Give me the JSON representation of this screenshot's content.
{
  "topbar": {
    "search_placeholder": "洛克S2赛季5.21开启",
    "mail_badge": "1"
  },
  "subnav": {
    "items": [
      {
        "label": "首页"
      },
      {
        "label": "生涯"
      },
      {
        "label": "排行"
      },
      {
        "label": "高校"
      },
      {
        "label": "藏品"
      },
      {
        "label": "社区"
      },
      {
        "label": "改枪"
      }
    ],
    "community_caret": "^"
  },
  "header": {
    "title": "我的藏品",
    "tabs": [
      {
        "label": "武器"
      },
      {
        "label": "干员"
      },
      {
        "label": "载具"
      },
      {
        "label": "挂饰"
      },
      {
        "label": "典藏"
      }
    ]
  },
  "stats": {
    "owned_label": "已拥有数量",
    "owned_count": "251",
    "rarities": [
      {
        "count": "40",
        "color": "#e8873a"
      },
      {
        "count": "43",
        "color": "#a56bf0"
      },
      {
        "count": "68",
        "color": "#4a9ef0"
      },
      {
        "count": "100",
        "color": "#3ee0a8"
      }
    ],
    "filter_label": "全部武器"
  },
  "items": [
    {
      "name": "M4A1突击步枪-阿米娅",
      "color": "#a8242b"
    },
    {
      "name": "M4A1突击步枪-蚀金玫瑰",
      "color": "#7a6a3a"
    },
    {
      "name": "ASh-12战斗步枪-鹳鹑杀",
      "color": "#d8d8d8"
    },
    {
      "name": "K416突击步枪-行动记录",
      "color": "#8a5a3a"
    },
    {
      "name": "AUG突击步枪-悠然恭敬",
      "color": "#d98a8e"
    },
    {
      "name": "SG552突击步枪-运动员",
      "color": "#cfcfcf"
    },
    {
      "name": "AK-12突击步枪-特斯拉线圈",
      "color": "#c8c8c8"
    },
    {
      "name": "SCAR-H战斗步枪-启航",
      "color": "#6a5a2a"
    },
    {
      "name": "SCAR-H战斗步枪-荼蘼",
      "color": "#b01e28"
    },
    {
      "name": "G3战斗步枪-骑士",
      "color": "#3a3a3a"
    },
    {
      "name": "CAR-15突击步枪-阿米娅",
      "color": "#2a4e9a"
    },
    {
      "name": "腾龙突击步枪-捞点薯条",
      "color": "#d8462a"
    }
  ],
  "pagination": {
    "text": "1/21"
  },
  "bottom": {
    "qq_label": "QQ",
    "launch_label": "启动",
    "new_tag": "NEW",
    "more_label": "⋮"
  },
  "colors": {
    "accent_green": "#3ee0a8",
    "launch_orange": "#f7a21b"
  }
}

================

* [Exercise task]:
What is the number of lines above that contain "SCAR"? Answer with that number only.

* [Solution to this exercise]:
2